> **Aim**:
Copy the records below exactly as they are written.

───── Data for this exercise ─────

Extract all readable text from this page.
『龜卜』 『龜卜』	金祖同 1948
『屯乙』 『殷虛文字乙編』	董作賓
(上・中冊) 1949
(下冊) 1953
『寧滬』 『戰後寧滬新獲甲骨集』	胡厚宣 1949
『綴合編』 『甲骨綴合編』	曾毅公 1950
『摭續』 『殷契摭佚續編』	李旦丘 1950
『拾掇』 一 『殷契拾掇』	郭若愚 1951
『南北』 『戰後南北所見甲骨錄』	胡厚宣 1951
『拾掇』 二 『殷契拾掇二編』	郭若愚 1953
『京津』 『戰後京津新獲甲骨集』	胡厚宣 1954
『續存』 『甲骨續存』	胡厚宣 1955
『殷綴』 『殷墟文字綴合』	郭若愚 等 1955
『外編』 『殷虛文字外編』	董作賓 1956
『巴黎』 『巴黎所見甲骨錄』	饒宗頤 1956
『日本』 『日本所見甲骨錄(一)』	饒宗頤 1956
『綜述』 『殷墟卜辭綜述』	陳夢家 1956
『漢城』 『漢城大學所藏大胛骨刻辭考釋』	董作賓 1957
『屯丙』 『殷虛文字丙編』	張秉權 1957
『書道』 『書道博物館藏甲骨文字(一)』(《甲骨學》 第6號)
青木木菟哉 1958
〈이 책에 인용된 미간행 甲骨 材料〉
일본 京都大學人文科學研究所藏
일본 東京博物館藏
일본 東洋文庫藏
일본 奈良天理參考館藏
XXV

─────

> **Solution to this task**:
Extract all readable text from this page.
『龜卜』 『龜卜』	金祖同 1948
『屯乙』 『殷虛文字乙編』	董作賓
(上・中冊) 1949
(下冊) 1953
『寧滬』 『戰後寧滬新獲甲骨集』	胡厚宣 1949
『綴合編』 『甲骨綴合編』	曾毅公 1950
『摭續』 『殷契摭佚續編』	李旦丘 1950
『拾掇』 一 『殷契拾掇』	郭若愚 1951
『南北』 『戰後南北所見甲骨錄』	胡厚宣 1951
『拾掇』 二 『殷契拾掇二編』	郭若愚 1953
『京津』 『戰後京津新獲甲骨集』	胡厚宣 1954
『續存』 『甲骨續存』	胡厚宣 1955
『殷綴』 『殷墟文字綴合』	郭若愚 等 1955
『外編』 『殷虛文字外編』	董作賓 1956
『巴黎』 『巴黎所見甲骨錄』	饒宗頤 1956
『日本』 『日本所見甲骨錄(一)』	饒宗頤 1956
『綜述』 『殷墟卜辭綜述』	陳夢家 1956
『漢城』 『漢城大學所藏大胛骨刻辭考釋』	董作賓 1957
『屯丙』 『殷虛文字丙編』	張秉權 1957
『書道』 『書道博物館藏甲骨文字(一)』(《甲骨學》 第6號)
青木木菟哉 1958
〈이 책에 인용된 미간행 甲骨 材料〉
일본 京都大學人文科學研究所藏
일본 東京博物館藏
일본 東洋文庫藏
일본 奈良天理參考館藏
XXV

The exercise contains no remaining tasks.